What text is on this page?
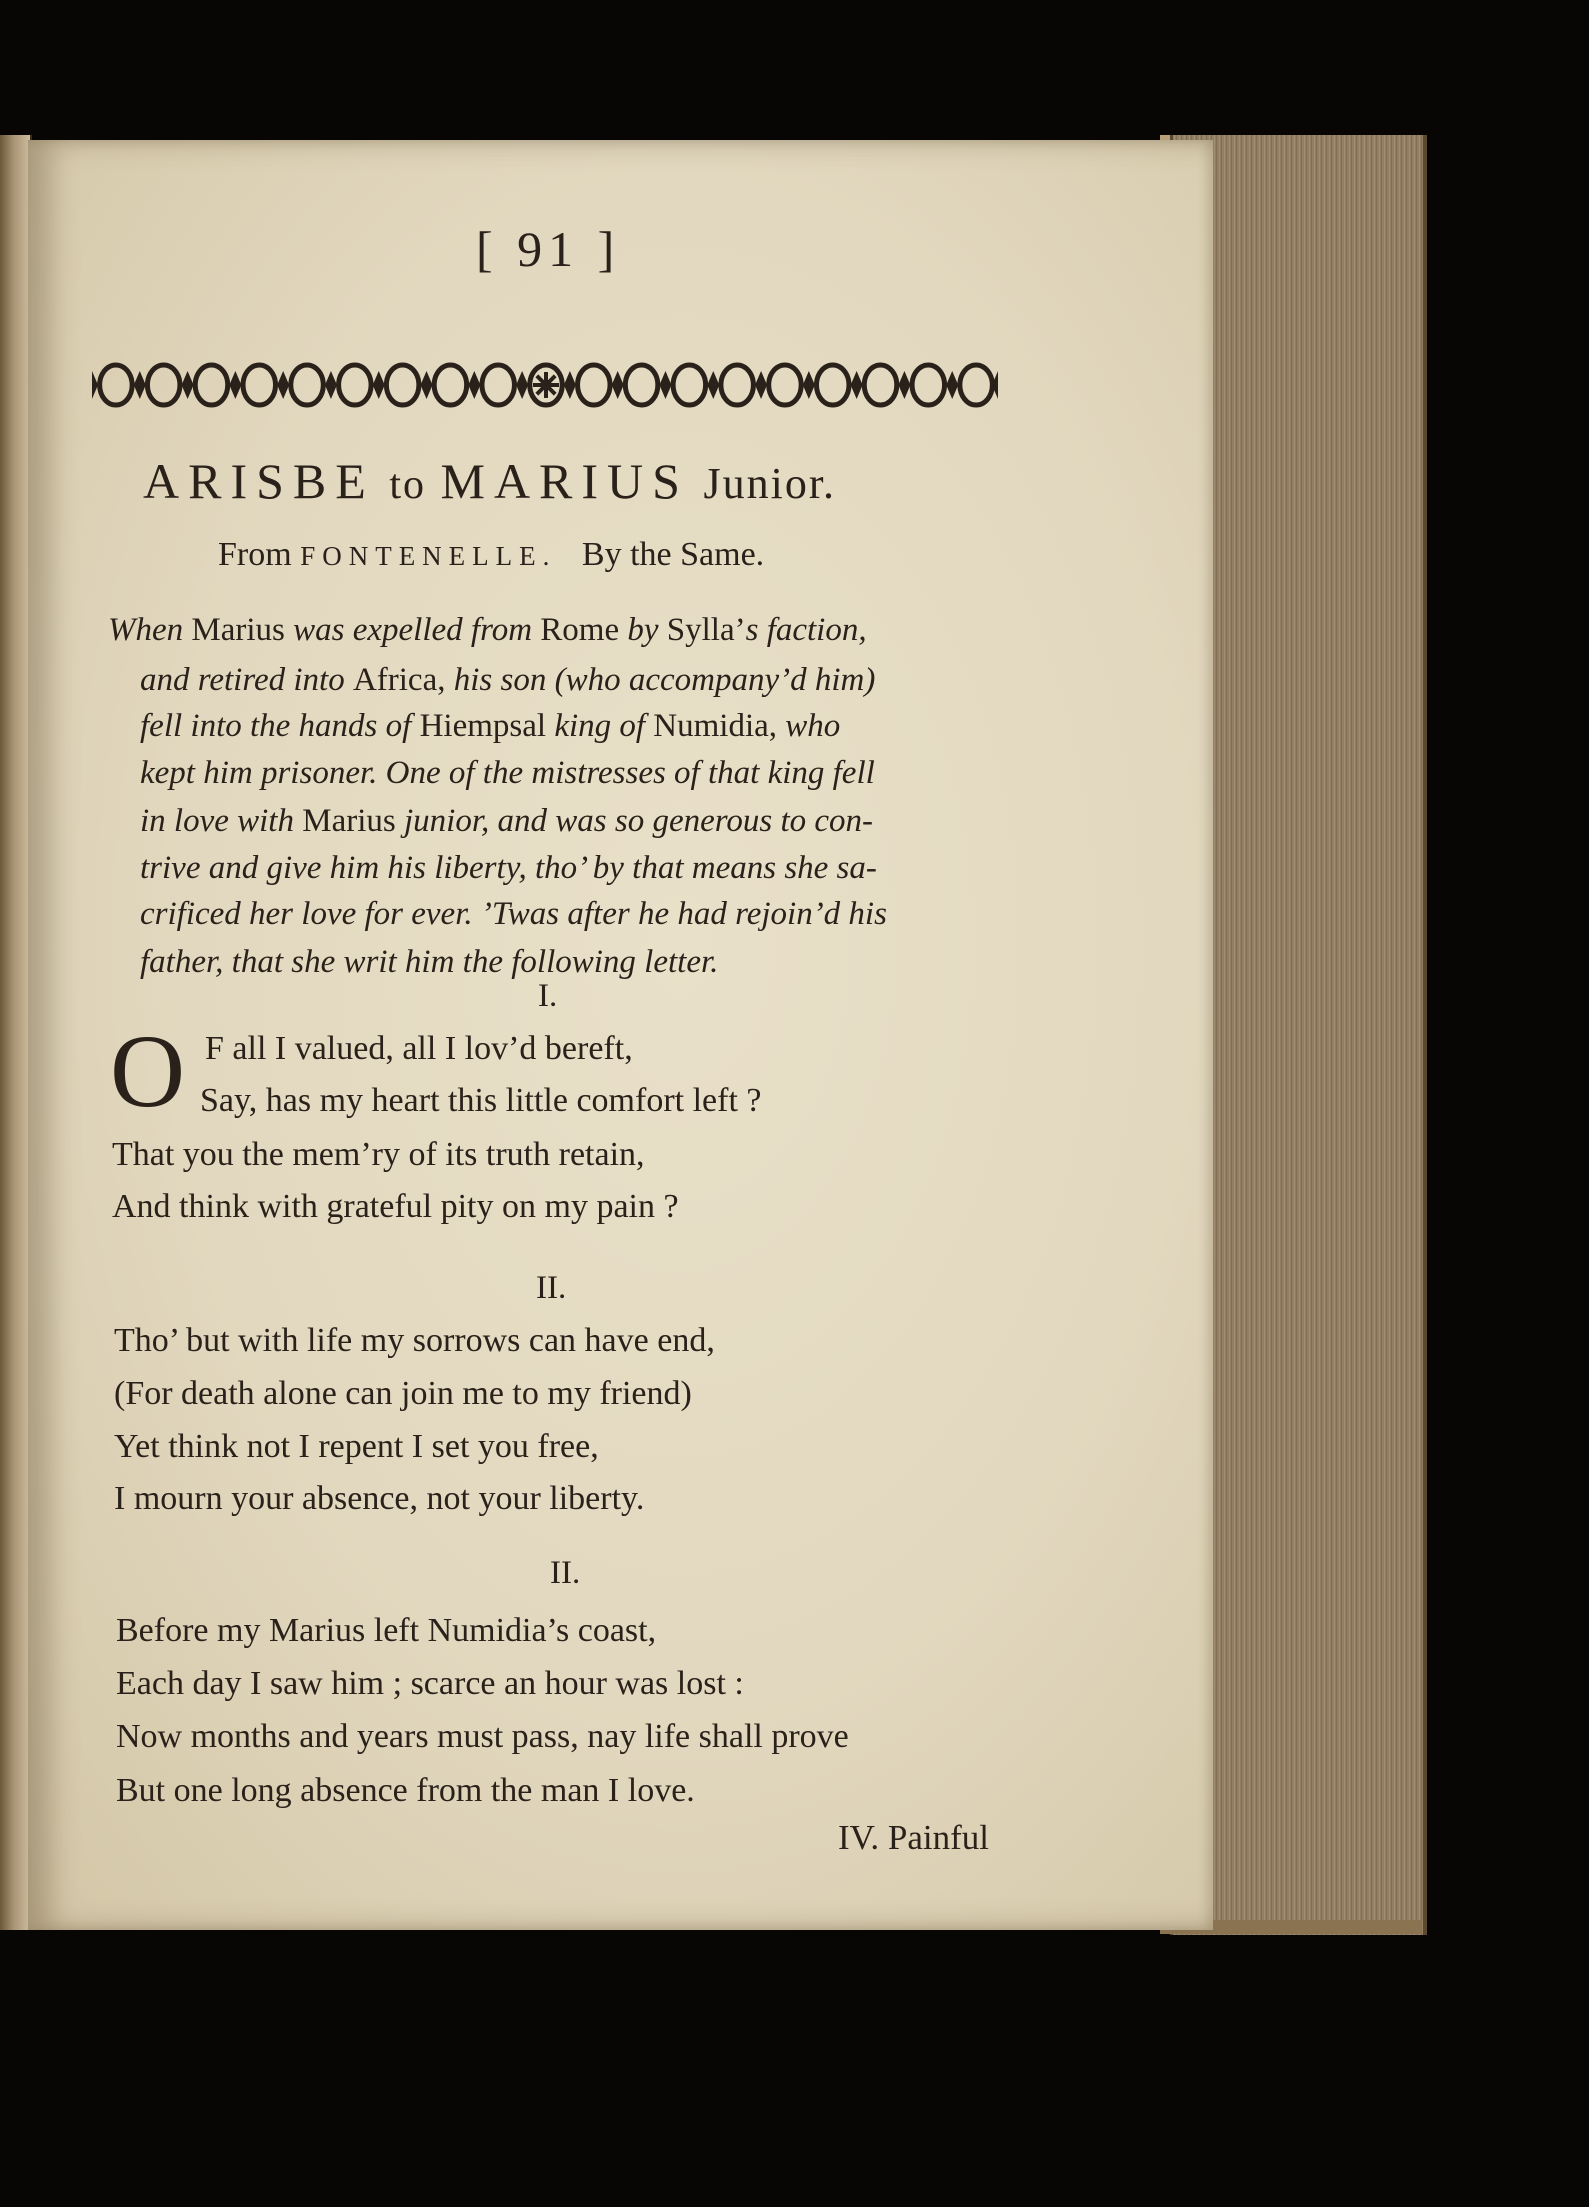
[ 91 ]
ARISBE to MARIUS Junior.
From FONTENELLE. By the Same.
When Marius was expelled from Rome by Sylla’s faction,
and retired into Africa, his son (who accompany’d him)
fell into the hands of Hiempsal king of Numidia, who
kept him prisoner. One of the mistresses of that king fell
in love with Marius junior, and was so generous to con-
trive and give him his liberty, tho’ by that means she sa-
crificed her love for ever. ’Twas after he had rejoin’d his
father, that she writ him the following letter.
I.
O F all I valued, all I lov’d bereft,
Say, has my heart this little comfort left ?
That you the mem’ry of its truth retain,
And think with grateful pity on my pain ?
II.
Tho’ but with life my sorrows can have end,
(For death alone can join me to my friend)
Yet think not I repent I set you free,
I mourn your absence, not your liberty.
II.
Before my Marius left Numidia’s coast,
Each day I saw him ; scarce an hour was lost :
Now months and years must pass, nay life shall prove
But one long absence from the man I love.
IV. Painful
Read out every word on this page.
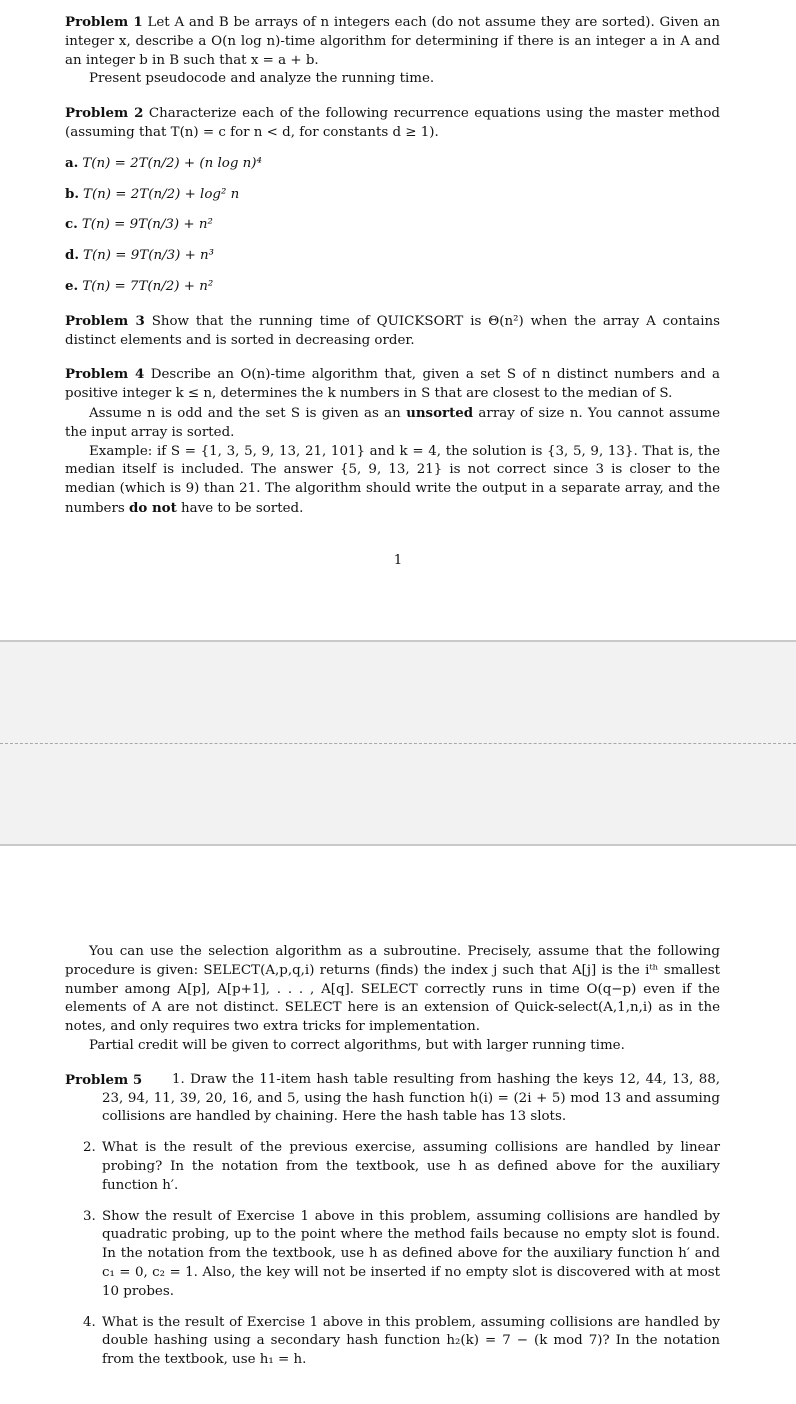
Problem 1 Let A and B be arrays of n integers each (do not assume they are sorted). Given an integer x, describe a O(n log n)-time algorithm for determining if there is an integer a in A and an integer b in B such that x = a + b.

Present pseudocode and analyze the running time.

Problem 2 Characterize each of the following recurrence equations using the master method (assuming that T(n) = c for n < d, for constants d ≥ 1).

a. T(n) = 2T(n/2) + (n log n)⁴

b. T(n) = 2T(n/2) + log² n

c. T(n) = 9T(n/3) + n²

d. T(n) = 9T(n/3) + n³

e. T(n) = 7T(n/2) + n²

Problem 3 Show that the running time of QUICKSORT is Θ(n²) when the array A contains distinct elements and is sorted in decreasing order.

Problem 4 Describe an O(n)-time algorithm that, given a set S of n distinct numbers and a positive integer k ≤ n, determines the k numbers in S that are closest to the median of S.

Assume n is odd and the set S is given as an unsorted array of size n. You cannot assume the input array is sorted.

Example: if S = {1, 3, 5, 9, 13, 21, 101} and k = 4, the solution is {3, 5, 9, 13}. That is, the median itself is included. The answer {5, 9, 13, 21} is not correct since 3 is closer to the median (which is 9) than 21. The algorithm should write the output in a separate array, and the numbers do not have to be sorted.

1

You can use the selection algorithm as a subroutine. Precisely, assume that the following procedure is given: SELECT(A,p,q,i) returns (finds) the index j such that A[j] is the iᵗʰ smallest number among A[p], A[p+1], . . . , A[q]. SELECT correctly runs in time O(q−p) even if the elements of A are not distinct. SELECT here is an extension of Quick-select(A,1,n,i) as in the notes, and only requires two extra tricks for implementation.

Partial credit will be given to correct algorithms, but with larger running time.

Problem 5	1. Draw the 11-item hash table resulting from hashing the keys 12, 44, 13, 88, 23, 94, 11, 39, 20, 16, and 5, using the hash function h(i) = (2i + 5) mod 13 and assuming collisions are handled by chaining. Here the hash table has 13 slots.

2. What is the result of the previous exercise, assuming collisions are handled by linear probing? In the notation from the textbook, use h as defined above for the auxiliary function h′.

3. Show the result of Exercise 1 above in this problem, assuming collisions are handled by quadratic probing, up to the point where the method fails because no empty slot is found. In the notation from the textbook, use h as defined above for the auxiliary function h′ and c₁ = 0, c₂ = 1. Also, the key will not be inserted if no empty slot is discovered with at most 10 probes.

4. What is the result of Exercise 1 above in this problem, assuming collisions are handled by double hashing using a secondary hash function h₂(k) = 7 − (k mod 7)? In the notation from the textbook, use h₁ = h.
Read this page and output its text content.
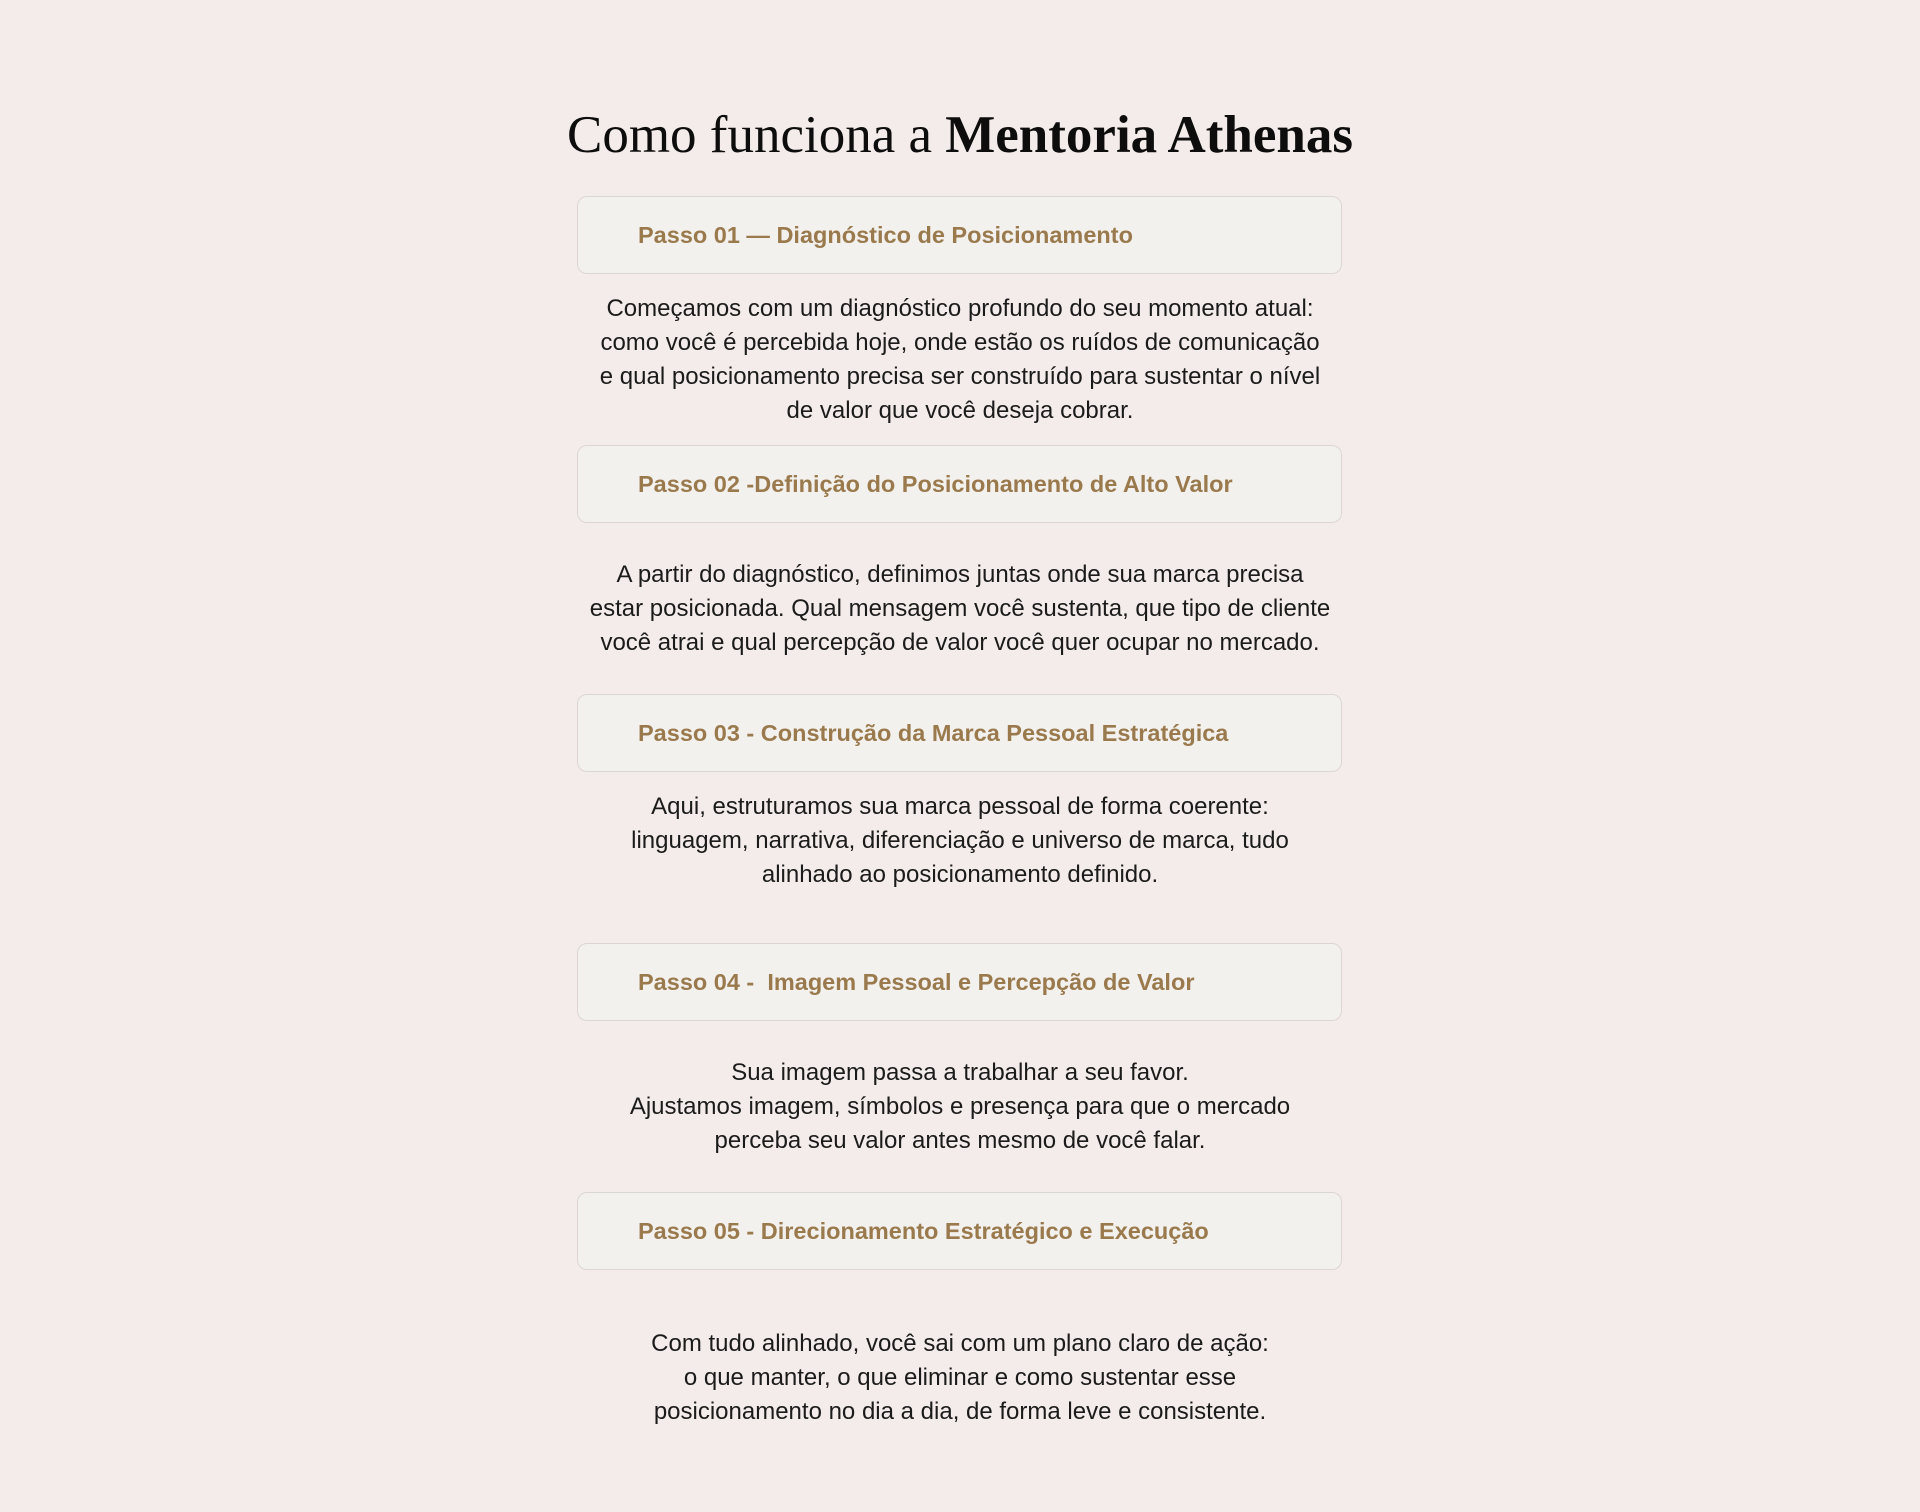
Como funciona a Mentoria Athenas
Passo 01 — Diagnóstico de Posicionamento

Começamos com um diagnóstico profundo do seu momento atual:
como você é percebida hoje, onde estão os ruídos de comunicação
e qual posicionamento precisa ser construído para sustentar o nível
de valor que você deseja cobrar.

Passo 02 -Definição do Posicionamento de Alto Valor

A partir do diagnóstico, definimos juntas onde sua marca precisa
estar posicionada. Qual mensagem você sustenta, que tipo de cliente
você atrai e qual percepção de valor você quer ocupar no mercado.

Passo 03 - Construção da Marca Pessoal Estratégica

Aqui, estruturamos sua marca pessoal de forma coerente:
linguagem, narrativa, diferenciação e universo de marca, tudo
alinhado ao posicionamento definido.

Passo 04 -  Imagem Pessoal e Percepção de Valor

Sua imagem passa a trabalhar a seu favor.
Ajustamos imagem, símbolos e presença para que o mercado
perceba seu valor antes mesmo de você falar.

Passo 05 - Direcionamento Estratégico e Execução

Com tudo alinhado, você sai com um plano claro de ação:
o que manter, o que eliminar e como sustentar esse
posicionamento no dia a dia, de forma leve e consistente.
● ● ● ● ● ● ●
[GIVEN TASK]
Copy each line above where the string "time" occurs.

[RESPONSE TO THE TASK]
Problem 1 Let A and B be arrays of n integers each (do not assume they are sorted). Given an integer x, describe a O(n log n)-time algorithm for determining if there is an integer a in A and an integer b in B such that x = a + b.
Present pseudocode and analyze the running time.
Problem 3 Show that the running time of QUICKSORT is Θ(n²) when the array A contains distinct elements and is sorted in decreasing order.
Problem 4 Describe an O(n)-time algorithm that, given a set S of n distinct numbers and a positive integer k ≤ n, determines the k numbers in S that are closest to the median of S.
You can use the selection algorithm as a subroutine. Precisely, assume that the following procedure is given: SELECT(A,p,q,i) returns (finds) the index j such that A[j] is the iᵗʰ smallest number among A[p], A[p+1], . . . , A[q]. SELECT correctly runs in time O(q−p) even if the elements of A are not distinct. SELECT here is an extension of Quick-select(A,1,n,i) as in the notes, and only requires two extra tricks for implementation.
Partial credit will be given to correct algorithms, but with larger running time.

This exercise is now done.